Problem to work on: Quote every line as given.
··· Dataset content
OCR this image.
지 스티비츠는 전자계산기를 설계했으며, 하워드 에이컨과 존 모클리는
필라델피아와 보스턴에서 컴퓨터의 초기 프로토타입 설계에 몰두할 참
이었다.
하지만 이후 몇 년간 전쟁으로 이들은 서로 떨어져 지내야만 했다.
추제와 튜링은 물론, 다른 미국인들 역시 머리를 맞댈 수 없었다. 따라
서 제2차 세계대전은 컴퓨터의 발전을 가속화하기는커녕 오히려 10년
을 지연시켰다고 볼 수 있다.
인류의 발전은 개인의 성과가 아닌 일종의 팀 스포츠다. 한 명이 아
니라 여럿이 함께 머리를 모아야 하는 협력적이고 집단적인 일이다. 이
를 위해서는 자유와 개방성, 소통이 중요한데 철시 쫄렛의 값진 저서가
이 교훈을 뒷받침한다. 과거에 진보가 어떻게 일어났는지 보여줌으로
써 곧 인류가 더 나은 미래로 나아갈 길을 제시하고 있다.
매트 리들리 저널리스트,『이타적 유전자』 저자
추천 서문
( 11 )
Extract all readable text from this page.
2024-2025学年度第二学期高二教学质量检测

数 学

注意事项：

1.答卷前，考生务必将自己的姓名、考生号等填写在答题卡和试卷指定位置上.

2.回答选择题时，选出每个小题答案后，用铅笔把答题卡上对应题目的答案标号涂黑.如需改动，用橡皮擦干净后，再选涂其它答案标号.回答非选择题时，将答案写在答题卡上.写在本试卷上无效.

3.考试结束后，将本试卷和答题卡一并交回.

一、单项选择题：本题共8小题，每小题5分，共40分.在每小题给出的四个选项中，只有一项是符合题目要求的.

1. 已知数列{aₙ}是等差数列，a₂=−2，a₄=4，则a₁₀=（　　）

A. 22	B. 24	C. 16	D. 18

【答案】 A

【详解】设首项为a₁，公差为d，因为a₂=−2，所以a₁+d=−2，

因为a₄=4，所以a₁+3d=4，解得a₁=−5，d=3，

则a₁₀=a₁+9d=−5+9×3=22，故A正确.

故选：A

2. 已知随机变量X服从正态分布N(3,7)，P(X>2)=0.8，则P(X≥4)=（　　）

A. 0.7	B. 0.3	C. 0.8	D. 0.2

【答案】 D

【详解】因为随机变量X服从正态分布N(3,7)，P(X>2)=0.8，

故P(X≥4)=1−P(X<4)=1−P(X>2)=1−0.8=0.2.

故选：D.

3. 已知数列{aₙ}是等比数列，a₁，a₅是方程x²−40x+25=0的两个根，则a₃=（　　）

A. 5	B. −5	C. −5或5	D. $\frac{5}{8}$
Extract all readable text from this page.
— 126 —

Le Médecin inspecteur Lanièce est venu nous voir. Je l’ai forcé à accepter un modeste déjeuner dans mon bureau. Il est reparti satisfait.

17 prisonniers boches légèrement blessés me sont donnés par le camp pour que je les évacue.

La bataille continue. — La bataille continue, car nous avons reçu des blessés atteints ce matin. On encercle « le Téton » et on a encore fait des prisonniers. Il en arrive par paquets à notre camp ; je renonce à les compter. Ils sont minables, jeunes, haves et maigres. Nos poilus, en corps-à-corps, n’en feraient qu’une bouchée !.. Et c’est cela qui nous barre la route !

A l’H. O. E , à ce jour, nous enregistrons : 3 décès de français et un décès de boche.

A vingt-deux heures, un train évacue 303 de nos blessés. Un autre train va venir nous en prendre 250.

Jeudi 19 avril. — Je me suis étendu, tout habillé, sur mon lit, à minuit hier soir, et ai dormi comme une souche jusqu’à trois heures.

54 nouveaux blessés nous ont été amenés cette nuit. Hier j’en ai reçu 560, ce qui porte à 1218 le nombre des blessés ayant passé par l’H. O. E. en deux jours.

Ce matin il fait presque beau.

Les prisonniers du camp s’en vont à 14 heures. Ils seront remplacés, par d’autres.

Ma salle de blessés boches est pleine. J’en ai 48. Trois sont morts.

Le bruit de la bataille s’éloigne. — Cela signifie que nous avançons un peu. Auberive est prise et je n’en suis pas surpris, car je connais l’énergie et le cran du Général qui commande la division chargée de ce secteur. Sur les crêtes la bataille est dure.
······
Solution to this exercise:
OCR this image.
지 스티비츠는 전자계산기를 설계했으며, 하워드 에이컨과 존 모클리는
필라델피아와 보스턴에서 컴퓨터의 초기 프로토타입 설계에 몰두할 참
이었다.
하지만 이후 몇 년간 전쟁으로 이들은 서로 떨어져 지내야만 했다.
추제와 튜링은 물론, 다른 미국인들 역시 머리를 맞댈 수 없었다. 따라
서 제2차 세계대전은 컴퓨터의 발전을 가속화하기는커녕 오히려 10년
을 지연시켰다고 볼 수 있다.
인류의 발전은 개인의 성과가 아닌 일종의 팀 스포츠다. 한 명이 아
니라 여럿이 함께 머리를 모아야 하는 협력적이고 집단적인 일이다. 이
를 위해서는 자유와 개방성, 소통이 중요한데 철시 쫄렛의 값진 저서가
이 교훈을 뒷받침한다. 과거에 진보가 어떻게 일어났는지 보여줌으로
써 곧 인류가 더 나은 미래로 나아갈 길을 제시하고 있다.
매트 리들리 저널리스트,『이타적 유전자』 저자
추천 서문
( 11 )
Extract all readable text from this page.
2024-2025学年度第二学期高二教学质量检测

数 学

注意事项：

1.答卷前，考生务必将自己的姓名、考生号等填写在答题卡和试卷指定位置上.

2.回答选择题时，选出每个小题答案后，用铅笔把答题卡上对应题目的答案标号涂黑.如需改动，用橡皮擦干净后，再选涂其它答案标号.回答非选择题时，将答案写在答题卡上.写在本试卷上无效.

3.考试结束后，将本试卷和答题卡一并交回.

一、单项选择题：本题共8小题，每小题5分，共40分.在每小题给出的四个选项中，只有一项是符合题目要求的.

1. 已知数列{aₙ}是等差数列，a₂=−2，a₄=4，则a₁₀=（　　）

A. 22	B. 24	C. 16	D. 18

【答案】 A

【详解】设首项为a₁，公差为d，因为a₂=−2，所以a₁+d=−2，

因为a₄=4，所以a₁+3d=4，解得a₁=−5，d=3，

则a₁₀=a₁+9d=−5+9×3=22，故A正确.

故选：A

2. 已知随机变量X服从正态分布N(3,7)，P(X>2)=0.8，则P(X≥4)=（　　）

A. 0.7	B. 0.3	C. 0.8	D. 0.2

【答案】 D

【详解】因为随机变量X服从正态分布N(3,7)，P(X>2)=0.8，

故P(X≥4)=1−P(X<4)=1−P(X>2)=1−0.8=0.2.

故选：D.

3. 已知数列{aₙ}是等比数列，a₁，a₅是方程x²−40x+25=0的两个根，则a₃=（　　）

A. 5	B. −5	C. −5或5	D. $\frac{5}{8}$
Extract all readable text from this page.
— 126 —

Le Médecin inspecteur Lanièce est venu nous voir. Je l’ai forcé à accepter un modeste déjeuner dans mon bureau. Il est reparti satisfait.

17 prisonniers boches légèrement blessés me sont donnés par le camp pour que je les évacue.

La bataille continue. — La bataille continue, car nous avons reçu des blessés atteints ce matin. On encercle « le Téton » et on a encore fait des prisonniers. Il en arrive par paquets à notre camp ; je renonce à les compter. Ils sont minables, jeunes, haves et maigres. Nos poilus, en corps-à-corps, n’en feraient qu’une bouchée !.. Et c’est cela qui nous barre la route !

A l’H. O. E , à ce jour, nous enregistrons : 3 décès de français et un décès de boche.

A vingt-deux heures, un train évacue 303 de nos blessés. Un autre train va venir nous en prendre 250.

Jeudi 19 avril. — Je me suis étendu, tout habillé, sur mon lit, à minuit hier soir, et ai dormi comme une souche jusqu’à trois heures.

54 nouveaux blessés nous ont été amenés cette nuit. Hier j’en ai reçu 560, ce qui porte à 1218 le nombre des blessés ayant passé par l’H. O. E. en deux jours.

Ce matin il fait presque beau.

Les prisonniers du camp s’en vont à 14 heures. Ils seront remplacés, par d’autres.

Ma salle de blessés boches est pleine. J’en ai 48. Trois sont morts.

Le bruit de la bataille s’éloigne. — Cela signifie que nous avançons un peu. Auberive est prise et je n’en suis pas surpris, car je connais l’énergie et le cran du Général qui commande la division chargée de ce secteur. Sur les crêtes la bataille est dure.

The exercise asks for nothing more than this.